_TASK INSTRUCTIONS:_ Retype every entry in its entirety, without alteration.

================================

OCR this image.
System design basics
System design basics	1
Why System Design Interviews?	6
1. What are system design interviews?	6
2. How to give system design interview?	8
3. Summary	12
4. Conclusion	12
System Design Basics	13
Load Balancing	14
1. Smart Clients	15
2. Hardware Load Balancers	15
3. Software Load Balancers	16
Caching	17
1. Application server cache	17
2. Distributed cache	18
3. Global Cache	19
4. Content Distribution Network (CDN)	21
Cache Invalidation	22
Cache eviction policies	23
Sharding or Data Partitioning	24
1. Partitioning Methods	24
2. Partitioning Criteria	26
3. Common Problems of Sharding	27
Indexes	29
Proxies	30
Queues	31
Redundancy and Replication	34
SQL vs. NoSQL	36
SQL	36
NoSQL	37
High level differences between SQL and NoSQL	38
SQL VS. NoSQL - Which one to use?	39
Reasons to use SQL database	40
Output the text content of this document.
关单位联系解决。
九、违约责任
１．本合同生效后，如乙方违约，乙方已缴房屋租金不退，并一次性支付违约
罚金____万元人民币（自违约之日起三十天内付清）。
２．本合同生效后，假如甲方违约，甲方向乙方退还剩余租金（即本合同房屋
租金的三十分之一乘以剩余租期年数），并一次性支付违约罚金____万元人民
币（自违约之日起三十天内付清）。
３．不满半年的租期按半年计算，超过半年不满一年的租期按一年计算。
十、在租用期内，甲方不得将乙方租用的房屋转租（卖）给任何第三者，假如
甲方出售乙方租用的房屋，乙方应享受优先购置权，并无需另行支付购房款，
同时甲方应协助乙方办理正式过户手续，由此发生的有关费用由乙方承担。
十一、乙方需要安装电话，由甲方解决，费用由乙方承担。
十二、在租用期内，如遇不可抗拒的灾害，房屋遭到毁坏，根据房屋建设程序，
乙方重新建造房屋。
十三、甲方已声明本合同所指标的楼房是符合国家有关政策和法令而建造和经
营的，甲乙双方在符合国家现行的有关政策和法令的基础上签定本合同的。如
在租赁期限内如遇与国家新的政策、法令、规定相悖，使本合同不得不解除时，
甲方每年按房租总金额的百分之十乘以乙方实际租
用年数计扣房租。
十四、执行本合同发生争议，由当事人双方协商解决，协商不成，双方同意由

================================

_TASK OUTPUT:_
OCR this image.
System design basics
System design basics	1
Why System Design Interviews?	6
1. What are system design interviews?	6
2. How to give system design interview?	8
3. Summary	12
4. Conclusion	12
System Design Basics	13
Load Balancing	14
1. Smart Clients	15
2. Hardware Load Balancers	15
3. Software Load Balancers	16
Caching	17
1. Application server cache	17
2. Distributed cache	18
3. Global Cache	19
4. Content Distribution Network (CDN)	21
Cache Invalidation	22
Cache eviction policies	23
Sharding or Data Partitioning	24
1. Partitioning Methods	24
2. Partitioning Criteria	26
3. Common Problems of Sharding	27
Indexes	29
Proxies	30
Queues	31
Redundancy and Replication	34
SQL vs. NoSQL	36
SQL	36
NoSQL	37
High level differences between SQL and NoSQL	38
SQL VS. NoSQL - Which one to use?	39
Reasons to use SQL database	40
Output the text content of this document.
关单位联系解决。
九、违约责任
１．本合同生效后，如乙方违约，乙方已缴房屋租金不退，并一次性支付违约
罚金____万元人民币（自违约之日起三十天内付清）。
２．本合同生效后，假如甲方违约，甲方向乙方退还剩余租金（即本合同房屋
租金的三十分之一乘以剩余租期年数），并一次性支付违约罚金____万元人民
币（自违约之日起三十天内付清）。
３．不满半年的租期按半年计算，超过半年不满一年的租期按一年计算。
十、在租用期内，甲方不得将乙方租用的房屋转租（卖）给任何第三者，假如
甲方出售乙方租用的房屋，乙方应享受优先购置权，并无需另行支付购房款，
同时甲方应协助乙方办理正式过户手续，由此发生的有关费用由乙方承担。
十一、乙方需要安装电话，由甲方解决，费用由乙方承担。
十二、在租用期内，如遇不可抗拒的灾害，房屋遭到毁坏，根据房屋建设程序，
乙方重新建造房屋。
十三、甲方已声明本合同所指标的楼房是符合国家有关政策和法令而建造和经
营的，甲乙双方在符合国家现行的有关政策和法令的基础上签定本合同的。如
在租赁期限内如遇与国家新的政策、法令、规定相悖，使本合同不得不解除时，
甲方每年按房租总金额的百分之十乘以乙方实际租
用年数计扣房租。
十四、执行本合同发生争议，由当事人双方协商解决，协商不成，双方同意由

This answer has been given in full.